━━ SUPPLIED MATERIAL ━━

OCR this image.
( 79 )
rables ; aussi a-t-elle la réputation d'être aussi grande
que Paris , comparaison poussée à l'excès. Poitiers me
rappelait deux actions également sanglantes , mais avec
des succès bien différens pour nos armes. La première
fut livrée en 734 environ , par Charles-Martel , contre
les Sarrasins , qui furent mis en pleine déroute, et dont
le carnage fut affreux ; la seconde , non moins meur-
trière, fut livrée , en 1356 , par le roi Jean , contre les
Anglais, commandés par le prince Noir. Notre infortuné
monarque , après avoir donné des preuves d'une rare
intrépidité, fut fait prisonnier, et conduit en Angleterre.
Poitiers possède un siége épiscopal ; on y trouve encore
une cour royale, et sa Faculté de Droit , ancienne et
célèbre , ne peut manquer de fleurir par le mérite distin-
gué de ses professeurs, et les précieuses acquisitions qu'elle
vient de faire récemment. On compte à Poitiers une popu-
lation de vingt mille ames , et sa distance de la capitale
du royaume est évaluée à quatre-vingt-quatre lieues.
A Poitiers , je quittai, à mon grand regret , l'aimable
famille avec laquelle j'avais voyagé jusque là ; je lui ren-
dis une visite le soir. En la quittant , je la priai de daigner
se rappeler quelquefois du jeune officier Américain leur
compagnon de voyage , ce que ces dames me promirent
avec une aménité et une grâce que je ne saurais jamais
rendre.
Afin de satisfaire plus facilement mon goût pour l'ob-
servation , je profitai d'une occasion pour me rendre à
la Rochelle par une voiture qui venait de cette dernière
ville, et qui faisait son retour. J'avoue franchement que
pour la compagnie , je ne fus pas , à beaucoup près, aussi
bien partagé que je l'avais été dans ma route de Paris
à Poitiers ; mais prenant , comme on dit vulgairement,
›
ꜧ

━━━

OBJECTIVE: Each record above should be repeated exactly as it appears.

EXERCISE RESPONSE:
OCR this image.
( 79 )
rables ; aussi a-t-elle la réputation d'être aussi grande
que Paris , comparaison poussée à l'excès. Poitiers me
rappelait deux actions également sanglantes , mais avec
des succès bien différens pour nos armes. La première
fut livrée en 734 environ , par Charles-Martel , contre
les Sarrasins , qui furent mis en pleine déroute, et dont
le carnage fut affreux ; la seconde , non moins meur-
trière, fut livrée , en 1356 , par le roi Jean , contre les
Anglais, commandés par le prince Noir. Notre infortuné
monarque , après avoir donné des preuves d'une rare
intrépidité, fut fait prisonnier, et conduit en Angleterre.
Poitiers possède un siége épiscopal ; on y trouve encore
une cour royale, et sa Faculté de Droit , ancienne et
célèbre , ne peut manquer de fleurir par le mérite distin-
gué de ses professeurs, et les précieuses acquisitions qu'elle
vient de faire récemment. On compte à Poitiers une popu-
lation de vingt mille ames , et sa distance de la capitale
du royaume est évaluée à quatre-vingt-quatre lieues.
A Poitiers , je quittai, à mon grand regret , l'aimable
famille avec laquelle j'avais voyagé jusque là ; je lui ren-
dis une visite le soir. En la quittant , je la priai de daigner
se rappeler quelquefois du jeune officier Américain leur
compagnon de voyage , ce que ces dames me promirent
avec une aménité et une grâce que je ne saurais jamais
rendre.
Afin de satisfaire plus facilement mon goût pour l'ob-
servation , je profitai d'une occasion pour me rendre à
la Rochelle par une voiture qui venait de cette dernière
ville, et qui faisait son retour. J'avoue franchement que
pour la compagnie , je ne fus pas , à beaucoup près, aussi
bien partagé que je l'avais été dans ma route de Paris
à Poitiers ; mais prenant , comme on dit vulgairement,
›
ꜧ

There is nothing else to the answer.